= Stored data entries =
⁂
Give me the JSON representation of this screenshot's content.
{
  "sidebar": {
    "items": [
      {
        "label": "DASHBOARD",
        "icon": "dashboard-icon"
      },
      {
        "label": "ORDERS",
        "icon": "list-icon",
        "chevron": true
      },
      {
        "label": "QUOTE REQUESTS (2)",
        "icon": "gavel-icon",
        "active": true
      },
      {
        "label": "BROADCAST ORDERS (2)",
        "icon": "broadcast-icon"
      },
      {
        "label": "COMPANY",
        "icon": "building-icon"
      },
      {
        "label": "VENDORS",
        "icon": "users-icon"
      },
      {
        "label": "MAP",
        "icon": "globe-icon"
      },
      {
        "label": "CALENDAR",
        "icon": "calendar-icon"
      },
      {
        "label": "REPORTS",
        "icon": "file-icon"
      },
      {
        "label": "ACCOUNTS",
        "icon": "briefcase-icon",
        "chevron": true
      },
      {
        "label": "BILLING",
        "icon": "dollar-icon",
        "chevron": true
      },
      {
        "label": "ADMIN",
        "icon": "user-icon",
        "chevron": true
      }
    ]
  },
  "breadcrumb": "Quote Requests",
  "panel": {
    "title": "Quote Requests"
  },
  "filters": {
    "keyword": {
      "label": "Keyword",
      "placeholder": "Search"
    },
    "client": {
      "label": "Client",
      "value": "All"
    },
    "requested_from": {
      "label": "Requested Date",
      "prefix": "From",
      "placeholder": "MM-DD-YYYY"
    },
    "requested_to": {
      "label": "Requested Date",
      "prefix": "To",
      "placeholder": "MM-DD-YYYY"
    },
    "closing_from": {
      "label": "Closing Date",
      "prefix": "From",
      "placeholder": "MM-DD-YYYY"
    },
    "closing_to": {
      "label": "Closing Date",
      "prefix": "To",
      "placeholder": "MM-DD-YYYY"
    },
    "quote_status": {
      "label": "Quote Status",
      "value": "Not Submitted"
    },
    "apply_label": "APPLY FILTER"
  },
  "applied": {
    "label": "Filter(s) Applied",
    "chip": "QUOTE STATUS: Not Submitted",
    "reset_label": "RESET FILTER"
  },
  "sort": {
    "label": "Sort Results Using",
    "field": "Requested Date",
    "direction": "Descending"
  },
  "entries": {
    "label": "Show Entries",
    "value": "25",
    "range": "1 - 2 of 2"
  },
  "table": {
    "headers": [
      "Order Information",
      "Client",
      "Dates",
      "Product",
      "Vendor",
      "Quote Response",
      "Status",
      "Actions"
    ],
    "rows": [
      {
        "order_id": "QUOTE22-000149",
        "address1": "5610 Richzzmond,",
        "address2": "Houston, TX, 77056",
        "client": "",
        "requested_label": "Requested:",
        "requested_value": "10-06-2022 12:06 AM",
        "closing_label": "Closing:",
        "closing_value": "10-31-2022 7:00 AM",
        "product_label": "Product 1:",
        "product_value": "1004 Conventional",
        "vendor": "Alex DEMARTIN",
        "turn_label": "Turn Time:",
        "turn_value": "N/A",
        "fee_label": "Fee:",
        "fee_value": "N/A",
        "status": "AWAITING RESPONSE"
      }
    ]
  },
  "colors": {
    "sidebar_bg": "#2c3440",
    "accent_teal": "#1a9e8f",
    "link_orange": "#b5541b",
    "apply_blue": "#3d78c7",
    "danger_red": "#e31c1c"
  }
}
⁂
= THE EXERCISE =
Every entry must be quoted exactly as it appears above.

= SOLUTION TO THE EXERCISE =
Give me the JSON representation of this screenshot's content.
{
  "sidebar": {
    "items": [
      {
        "label": "DASHBOARD",
        "icon": "dashboard-icon"
      },
      {
        "label": "ORDERS",
        "icon": "list-icon",
        "chevron": true
      },
      {
        "label": "QUOTE REQUESTS (2)",
        "icon": "gavel-icon",
        "active": true
      },
      {
        "label": "BROADCAST ORDERS (2)",
        "icon": "broadcast-icon"
      },
      {
        "label": "COMPANY",
        "icon": "building-icon"
      },
      {
        "label": "VENDORS",
        "icon": "users-icon"
      },
      {
        "label": "MAP",
        "icon": "globe-icon"
      },
      {
        "label": "CALENDAR",
        "icon": "calendar-icon"
      },
      {
        "label": "REPORTS",
        "icon": "file-icon"
      },
      {
        "label": "ACCOUNTS",
        "icon": "briefcase-icon",
        "chevron": true
      },
      {
        "label": "BILLING",
        "icon": "dollar-icon",
        "chevron": true
      },
      {
        "label": "ADMIN",
        "icon": "user-icon",
        "chevron": true
      }
    ]
  },
  "breadcrumb": "Quote Requests",
  "panel": {
    "title": "Quote Requests"
  },
  "filters": {
    "keyword": {
      "label": "Keyword",
      "placeholder": "Search"
    },
    "client": {
      "label": "Client",
      "value": "All"
    },
    "requested_from": {
      "label": "Requested Date",
      "prefix": "From",
      "placeholder": "MM-DD-YYYY"
    },
    "requested_to": {
      "label": "Requested Date",
      "prefix": "To",
      "placeholder": "MM-DD-YYYY"
    },
    "closing_from": {
      "label": "Closing Date",
      "prefix": "From",
      "placeholder": "MM-DD-YYYY"
    },
    "closing_to": {
      "label": "Closing Date",
      "prefix": "To",
      "placeholder": "MM-DD-YYYY"
    },
    "quote_status": {
      "label": "Quote Status",
      "value": "Not Submitted"
    },
    "apply_label": "APPLY FILTER"
  },
  "applied": {
    "label": "Filter(s) Applied",
    "chip": "QUOTE STATUS: Not Submitted",
    "reset_label": "RESET FILTER"
  },
  "sort": {
    "label": "Sort Results Using",
    "field": "Requested Date",
    "direction": "Descending"
  },
  "entries": {
    "label": "Show Entries",
    "value": "25",
    "range": "1 - 2 of 2"
  },
  "table": {
    "headers": [
      "Order Information",
      "Client",
      "Dates",
      "Product",
      "Vendor",
      "Quote Response",
      "Status",
      "Actions"
    ],
    "rows": [
      {
        "order_id": "QUOTE22-000149",
        "address1": "5610 Richzzmond,",
        "address2": "Houston, TX, 77056",
        "client": "",
        "requested_label": "Requested:",
        "requested_value": "10-06-2022 12:06 AM",
        "closing_label": "Closing:",
        "closing_value": "10-31-2022 7:00 AM",
        "product_label": "Product 1:",
        "product_value": "1004 Conventional",
        "vendor": "Alex DEMARTIN",
        "turn_label": "Turn Time:",
        "turn_value": "N/A",
        "fee_label": "Fee:",
        "fee_value": "N/A",
        "status": "AWAITING RESPONSE"
      }
    ]
  },
  "colors": {
    "sidebar_bg": "#2c3440",
    "accent_teal": "#1a9e8f",
    "link_orange": "#b5541b",
    "apply_blue": "#3d78c7",
    "danger_red": "#e31c1c"
  }
}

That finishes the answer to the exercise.